◆ TASK DIRECTIONS
Write the data below out exactly as it stands. Do not include the pictures.
•••
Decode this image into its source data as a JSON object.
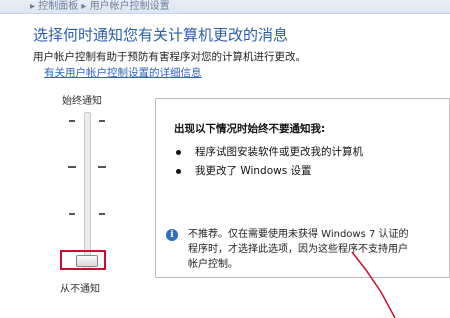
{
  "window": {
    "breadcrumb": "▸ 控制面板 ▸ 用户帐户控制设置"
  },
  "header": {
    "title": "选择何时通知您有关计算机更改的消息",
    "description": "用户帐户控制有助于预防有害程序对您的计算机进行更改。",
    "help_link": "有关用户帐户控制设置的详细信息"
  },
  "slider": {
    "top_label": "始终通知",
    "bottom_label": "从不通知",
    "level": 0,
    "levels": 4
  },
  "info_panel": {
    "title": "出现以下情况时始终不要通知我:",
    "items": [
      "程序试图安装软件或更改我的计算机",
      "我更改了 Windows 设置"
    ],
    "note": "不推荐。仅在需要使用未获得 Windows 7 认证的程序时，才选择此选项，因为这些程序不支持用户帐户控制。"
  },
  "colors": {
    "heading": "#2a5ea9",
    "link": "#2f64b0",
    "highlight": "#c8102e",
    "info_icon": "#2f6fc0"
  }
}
•••
◆ REPLY TO THE TASK
Decode this image into its source data as a JSON object.
{
  "window": {
    "breadcrumb": "▸ 控制面板 ▸ 用户帐户控制设置"
  },
  "header": {
    "title": "选择何时通知您有关计算机更改的消息",
    "description": "用户帐户控制有助于预防有害程序对您的计算机进行更改。",
    "help_link": "有关用户帐户控制设置的详细信息"
  },
  "slider": {
    "top_label": "始终通知",
    "bottom_label": "从不通知",
    "level": 0,
    "levels": 4
  },
  "info_panel": {
    "title": "出现以下情况时始终不要通知我:",
    "items": [
      "程序试图安装软件或更改我的计算机",
      "我更改了 Windows 设置"
    ],
    "note": "不推荐。仅在需要使用未获得 Windows 7 认证的程序时，才选择此选项，因为这些程序不支持用户帐户控制。"
  },
  "colors": {
    "heading": "#2a5ea9",
    "link": "#2f64b0",
    "highlight": "#c8102e",
    "info_icon": "#2f6fc0"
  }
}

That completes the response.